▶ **Problem to solve**: Scan the following material for the string "folder" and copy each line in which it appears.
-- Start Rows --
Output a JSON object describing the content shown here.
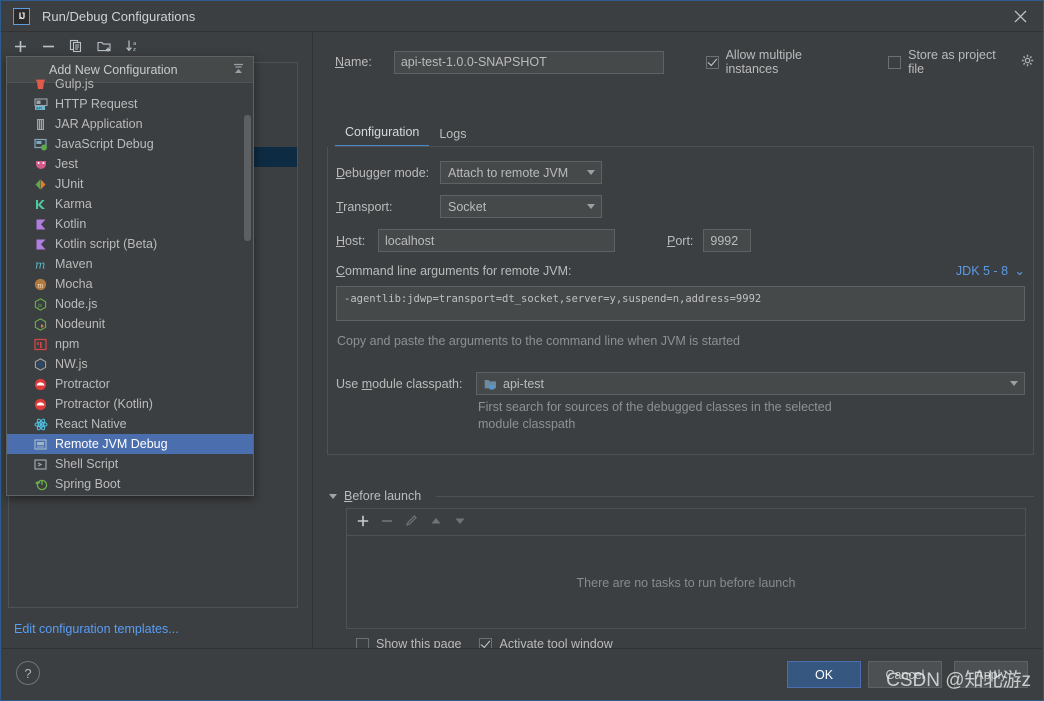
{
  "window": {
    "title": "Run/Debug Configurations",
    "app_badge": "IJ",
    "close_icon": "close-icon"
  },
  "left_panel": {
    "toolbar": [
      {
        "name": "add-configuration-button",
        "icon": "plus-icon"
      },
      {
        "name": "remove-configuration-button",
        "icon": "minus-icon"
      },
      {
        "name": "copy-configuration-button",
        "icon": "copy-icon"
      },
      {
        "name": "new-folder-button",
        "icon": "folder-add-icon"
      },
      {
        "name": "sort-configurations-button",
        "icon": "sort-az-icon"
      }
    ],
    "edit_templates_link": "Edit configuration templates..."
  },
  "popup": {
    "header": "Add New Configuration",
    "header_icon": "collapse-expand-icon",
    "items": [
      {
        "label": "Gulp.js",
        "icon": "gulp-icon",
        "color": "#e15b4a",
        "selected": false
      },
      {
        "label": "HTTP Request",
        "icon": "http-request-icon",
        "color": "#6fb7cf",
        "selected": false
      },
      {
        "label": "JAR Application",
        "icon": "jar-icon",
        "color": "#9aa7b0",
        "selected": false
      },
      {
        "label": "JavaScript Debug",
        "icon": "javascript-debug-icon",
        "color": "#7fa8c2",
        "selected": false
      },
      {
        "label": "Jest",
        "icon": "jest-icon",
        "color": "#d35b8c",
        "selected": false
      },
      {
        "label": "JUnit",
        "icon": "junit-icon",
        "color": "#4fa05a",
        "selected": false
      },
      {
        "label": "Karma",
        "icon": "karma-icon",
        "color": "#4ec9a0",
        "selected": false
      },
      {
        "label": "Kotlin",
        "icon": "kotlin-icon",
        "color": "#b07de0",
        "selected": false
      },
      {
        "label": "Kotlin script (Beta)",
        "icon": "kotlin-script-icon",
        "color": "#b07de0",
        "selected": false
      },
      {
        "label": "Maven",
        "icon": "maven-icon",
        "color": "#57bcd0",
        "selected": false
      },
      {
        "label": "Mocha",
        "icon": "mocha-icon",
        "color": "#b07a3f",
        "selected": false
      },
      {
        "label": "Node.js",
        "icon": "nodejs-icon",
        "color": "#6cb04a",
        "selected": false
      },
      {
        "label": "Nodeunit",
        "icon": "nodeunit-icon",
        "color": "#6cb04a",
        "selected": false
      },
      {
        "label": "npm",
        "icon": "npm-icon",
        "color": "#d14545",
        "selected": false
      },
      {
        "label": "NW.js",
        "icon": "nwjs-icon",
        "color": "#9aa7b0",
        "selected": false
      },
      {
        "label": "Protractor",
        "icon": "protractor-icon",
        "color": "#e03b3b",
        "selected": false
      },
      {
        "label": "Protractor (Kotlin)",
        "icon": "protractor-kotlin-icon",
        "color": "#e03b3b",
        "selected": false
      },
      {
        "label": "React Native",
        "icon": "react-native-icon",
        "color": "#4fc3e8",
        "selected": false
      },
      {
        "label": "Remote JVM Debug",
        "icon": "remote-jvm-debug-icon",
        "color": "#9fb6c8",
        "selected": true
      },
      {
        "label": "Shell Script",
        "icon": "shell-script-icon",
        "color": "#9aa7b0",
        "selected": false
      },
      {
        "label": "Spring Boot",
        "icon": "spring-boot-icon",
        "color": "#6cb04a",
        "selected": false
      }
    ]
  },
  "form": {
    "name_label": "Name:",
    "name_value": "api-test-1.0.0-SNAPSHOT",
    "allow_multiple_instances": {
      "label": "Allow multiple instances",
      "checked": true
    },
    "store_as_project_file": {
      "label": "Store as project file",
      "checked": false,
      "gear_icon": "gear-icon"
    },
    "tabs": [
      {
        "label": "Configuration",
        "active": true
      },
      {
        "label": "Logs",
        "active": false
      }
    ],
    "debugger_mode": {
      "label": "Debugger mode:",
      "value": "Attach to remote JVM"
    },
    "transport": {
      "label": "Transport:",
      "value": "Socket"
    },
    "host": {
      "label": "Host:",
      "value": "localhost"
    },
    "port": {
      "label": "Port:",
      "value": "9992"
    },
    "command_line": {
      "label": "Command line arguments for remote JVM:",
      "jdk_selector": "JDK 5 - 8",
      "value": "-agentlib:jdwp=transport=dt_socket,server=y,suspend=n,address=9992",
      "hint": "Copy and paste the arguments to the command line when JVM is started"
    },
    "module_classpath": {
      "label": "Use module classpath:",
      "value": "api-test",
      "icon": "module-icon",
      "hint_line1": "First search for sources of the debugged classes in the selected",
      "hint_line2": "module classpath"
    }
  },
  "before_launch": {
    "title": "Before launch",
    "toolbar": [
      {
        "name": "add-task-button",
        "icon": "plus-icon"
      },
      {
        "name": "remove-task-button",
        "icon": "minus-icon"
      },
      {
        "name": "edit-task-button",
        "icon": "pencil-icon"
      },
      {
        "name": "move-task-up-button",
        "icon": "arrow-up-icon"
      },
      {
        "name": "move-task-down-button",
        "icon": "arrow-down-icon"
      }
    ],
    "empty_text": "There are no tasks to run before launch",
    "show_this_page": {
      "label": "Show this page",
      "checked": false
    },
    "activate_tool_window": {
      "label": "Activate tool window",
      "checked": true
    }
  },
  "footer": {
    "help_label": "?",
    "ok_label": "OK",
    "cancel_label": "Cancel",
    "apply_label": "Apply"
  },
  "watermark": "CSDN @知北游z",
  "colors": {
    "accent": "#4b6eaf",
    "link": "#589df6",
    "background": "#3c3f41",
    "field": "#45494a"
  }
}
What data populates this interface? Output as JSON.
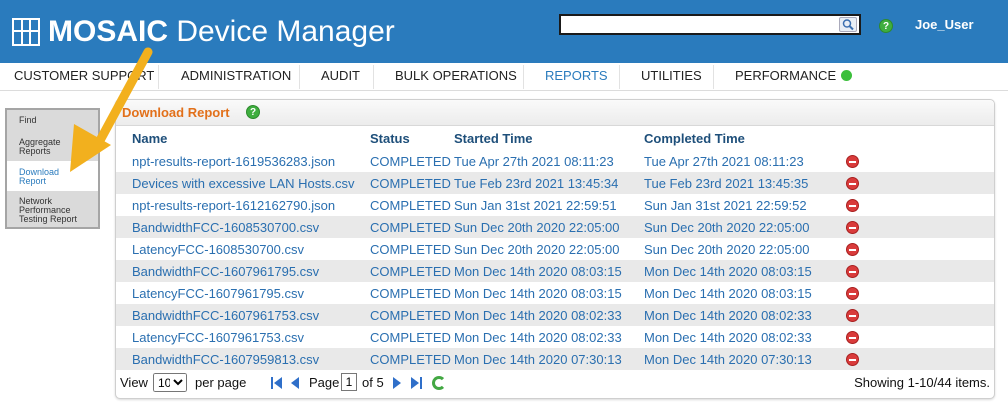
{
  "header": {
    "title_brand": "MOSAIC",
    "title_rest": " Device Manager",
    "search_placeholder": "",
    "help_glyph": "?",
    "user_name": "Joe_User",
    "icons": {
      "logo": "grid-logo-icon",
      "search": "magnifier-icon",
      "help": "help-icon"
    }
  },
  "nav": {
    "items": [
      {
        "label": "CUSTOMER SUPPORT",
        "active": false
      },
      {
        "label": "ADMINISTRATION",
        "active": false
      },
      {
        "label": "AUDIT",
        "active": false
      },
      {
        "label": "BULK OPERATIONS",
        "active": false
      },
      {
        "label": "REPORTS",
        "active": true
      },
      {
        "label": "UTILITIES",
        "active": false
      },
      {
        "label": "PERFORMANCE",
        "active": false
      }
    ],
    "performance_status_color": "#3bbf3b"
  },
  "sidebar": {
    "items": [
      {
        "label": "Find"
      },
      {
        "label": "Aggregate\nReports"
      },
      {
        "label": "Download\nReport",
        "selected": true
      },
      {
        "label": "Network\nPerformance\nTesting Report"
      }
    ]
  },
  "panel": {
    "title": "Download Report",
    "help_glyph": "?",
    "columns": [
      "Name",
      "Status",
      "Started Time",
      "Completed Time"
    ],
    "rows": [
      {
        "name": "npt-results-report-1619536283.json",
        "status": "COMPLETED",
        "started": "Tue Apr 27th 2021 08:11:23",
        "completed": "Tue Apr 27th 2021 08:11:23"
      },
      {
        "name": "Devices with excessive LAN Hosts.csv",
        "status": "COMPLETED",
        "started": "Tue Feb 23rd 2021 13:45:34",
        "completed": "Tue Feb 23rd 2021 13:45:35"
      },
      {
        "name": "npt-results-report-1612162790.json",
        "status": "COMPLETED",
        "started": "Sun Jan 31st 2021 22:59:51",
        "completed": "Sun Jan 31st 2021 22:59:52"
      },
      {
        "name": "BandwidthFCC-1608530700.csv",
        "status": "COMPLETED",
        "started": "Sun Dec 20th 2020 22:05:00",
        "completed": "Sun Dec 20th 2020 22:05:00"
      },
      {
        "name": "LatencyFCC-1608530700.csv",
        "status": "COMPLETED",
        "started": "Sun Dec 20th 2020 22:05:00",
        "completed": "Sun Dec 20th 2020 22:05:00"
      },
      {
        "name": "BandwidthFCC-1607961795.csv",
        "status": "COMPLETED",
        "started": "Mon Dec 14th 2020 08:03:15",
        "completed": "Mon Dec 14th 2020 08:03:15"
      },
      {
        "name": "LatencyFCC-1607961795.csv",
        "status": "COMPLETED",
        "started": "Mon Dec 14th 2020 08:03:15",
        "completed": "Mon Dec 14th 2020 08:03:15"
      },
      {
        "name": "BandwidthFCC-1607961753.csv",
        "status": "COMPLETED",
        "started": "Mon Dec 14th 2020 08:02:33",
        "completed": "Mon Dec 14th 2020 08:02:33"
      },
      {
        "name": "LatencyFCC-1607961753.csv",
        "status": "COMPLETED",
        "started": "Mon Dec 14th 2020 08:02:33",
        "completed": "Mon Dec 14th 2020 08:02:33"
      },
      {
        "name": "BandwidthFCC-1607959813.csv",
        "status": "COMPLETED",
        "started": "Mon Dec 14th 2020 07:30:13",
        "completed": "Mon Dec 14th 2020 07:30:13"
      }
    ],
    "delete_icon": "delete-icon"
  },
  "pager": {
    "view_label": "View",
    "per_page_value": "10",
    "per_page_label": "per page",
    "page_label": "Page",
    "page_value": "1",
    "of_label": "of 5",
    "showing": "Showing 1-10/44 items.",
    "icons": [
      "first-page-icon",
      "prev-page-icon",
      "next-page-icon",
      "last-page-icon",
      "refresh-icon"
    ]
  },
  "colors": {
    "header_bg": "#2a7bbd",
    "title_orange": "#e2701a",
    "link_blue": "#2a6fb0",
    "row_alt": "#e9e9e9",
    "arrow": "#f2b01e"
  }
}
-- End Rows --
▶ **Answer in full**:
        "name": "new-folder-button",
        "icon": "folder-add-icon"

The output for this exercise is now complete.